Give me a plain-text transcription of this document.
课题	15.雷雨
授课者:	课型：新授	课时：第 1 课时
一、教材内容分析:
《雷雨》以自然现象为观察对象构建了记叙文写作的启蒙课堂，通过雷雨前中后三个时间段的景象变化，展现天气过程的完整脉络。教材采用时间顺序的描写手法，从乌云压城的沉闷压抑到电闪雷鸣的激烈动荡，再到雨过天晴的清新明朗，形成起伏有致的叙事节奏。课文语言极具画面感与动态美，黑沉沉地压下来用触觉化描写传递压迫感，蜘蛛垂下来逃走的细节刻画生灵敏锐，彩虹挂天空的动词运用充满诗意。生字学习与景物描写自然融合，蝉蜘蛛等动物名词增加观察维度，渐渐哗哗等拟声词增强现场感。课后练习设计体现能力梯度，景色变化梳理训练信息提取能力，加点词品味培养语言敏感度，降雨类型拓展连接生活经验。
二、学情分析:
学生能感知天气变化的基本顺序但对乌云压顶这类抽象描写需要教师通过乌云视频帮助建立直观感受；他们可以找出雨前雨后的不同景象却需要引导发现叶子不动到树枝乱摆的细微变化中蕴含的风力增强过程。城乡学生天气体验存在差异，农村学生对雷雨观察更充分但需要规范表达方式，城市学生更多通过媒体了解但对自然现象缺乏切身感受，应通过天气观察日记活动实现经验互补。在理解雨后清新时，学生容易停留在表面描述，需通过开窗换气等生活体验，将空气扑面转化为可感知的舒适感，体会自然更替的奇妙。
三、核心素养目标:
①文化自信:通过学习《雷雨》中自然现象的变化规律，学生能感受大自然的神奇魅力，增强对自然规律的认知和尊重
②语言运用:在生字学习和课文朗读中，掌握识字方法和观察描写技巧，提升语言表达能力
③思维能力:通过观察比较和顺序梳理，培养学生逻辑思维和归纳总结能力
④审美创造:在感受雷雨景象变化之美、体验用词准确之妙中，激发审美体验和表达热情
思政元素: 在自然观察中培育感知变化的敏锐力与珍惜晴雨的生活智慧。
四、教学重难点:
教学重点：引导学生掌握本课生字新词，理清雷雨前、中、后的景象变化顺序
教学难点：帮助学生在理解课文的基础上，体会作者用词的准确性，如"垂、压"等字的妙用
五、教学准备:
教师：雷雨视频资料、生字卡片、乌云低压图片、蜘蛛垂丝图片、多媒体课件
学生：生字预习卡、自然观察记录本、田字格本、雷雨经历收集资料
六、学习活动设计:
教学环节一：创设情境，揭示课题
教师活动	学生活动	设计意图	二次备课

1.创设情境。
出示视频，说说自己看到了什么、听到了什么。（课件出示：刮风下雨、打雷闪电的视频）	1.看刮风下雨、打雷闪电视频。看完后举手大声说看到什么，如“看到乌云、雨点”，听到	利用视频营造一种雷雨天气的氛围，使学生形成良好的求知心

§ **WRITTEN EXERCISE**: Copy the records above exactly as they appear.

§ **THE SOLUTION**:
Give me a plain-text transcription of this document.
课题	15.雷雨
授课者:	课型：新授	课时：第 1 课时
一、教材内容分析:
《雷雨》以自然现象为观察对象构建了记叙文写作的启蒙课堂，通过雷雨前中后三个时间段的景象变化，展现天气过程的完整脉络。教材采用时间顺序的描写手法，从乌云压城的沉闷压抑到电闪雷鸣的激烈动荡，再到雨过天晴的清新明朗，形成起伏有致的叙事节奏。课文语言极具画面感与动态美，黑沉沉地压下来用触觉化描写传递压迫感，蜘蛛垂下来逃走的细节刻画生灵敏锐，彩虹挂天空的动词运用充满诗意。生字学习与景物描写自然融合，蝉蜘蛛等动物名词增加观察维度，渐渐哗哗等拟声词增强现场感。课后练习设计体现能力梯度，景色变化梳理训练信息提取能力，加点词品味培养语言敏感度，降雨类型拓展连接生活经验。
二、学情分析:
学生能感知天气变化的基本顺序但对乌云压顶这类抽象描写需要教师通过乌云视频帮助建立直观感受；他们可以找出雨前雨后的不同景象却需要引导发现叶子不动到树枝乱摆的细微变化中蕴含的风力增强过程。城乡学生天气体验存在差异，农村学生对雷雨观察更充分但需要规范表达方式，城市学生更多通过媒体了解但对自然现象缺乏切身感受，应通过天气观察日记活动实现经验互补。在理解雨后清新时，学生容易停留在表面描述，需通过开窗换气等生活体验，将空气扑面转化为可感知的舒适感，体会自然更替的奇妙。
三、核心素养目标:
①文化自信:通过学习《雷雨》中自然现象的变化规律，学生能感受大自然的神奇魅力，增强对自然规律的认知和尊重
②语言运用:在生字学习和课文朗读中，掌握识字方法和观察描写技巧，提升语言表达能力
③思维能力:通过观察比较和顺序梳理，培养学生逻辑思维和归纳总结能力
④审美创造:在感受雷雨景象变化之美、体验用词准确之妙中，激发审美体验和表达热情
思政元素: 在自然观察中培育感知变化的敏锐力与珍惜晴雨的生活智慧。
四、教学重难点:
教学重点：引导学生掌握本课生字新词，理清雷雨前、中、后的景象变化顺序
教学难点：帮助学生在理解课文的基础上，体会作者用词的准确性，如"垂、压"等字的妙用
五、教学准备:
教师：雷雨视频资料、生字卡片、乌云低压图片、蜘蛛垂丝图片、多媒体课件
学生：生字预习卡、自然观察记录本、田字格本、雷雨经历收集资料
六、学习活动设计:
教学环节一：创设情境，揭示课题
教师活动	学生活动	设计意图	二次备课

1.创设情境。
出示视频，说说自己看到了什么、听到了什么。（课件出示：刮风下雨、打雷闪电的视频）	1.看刮风下雨、打雷闪电视频。看完后举手大声说看到什么，如“看到乌云、雨点”，听到	利用视频营造一种雷雨天气的氛围，使学生形成良好的求知心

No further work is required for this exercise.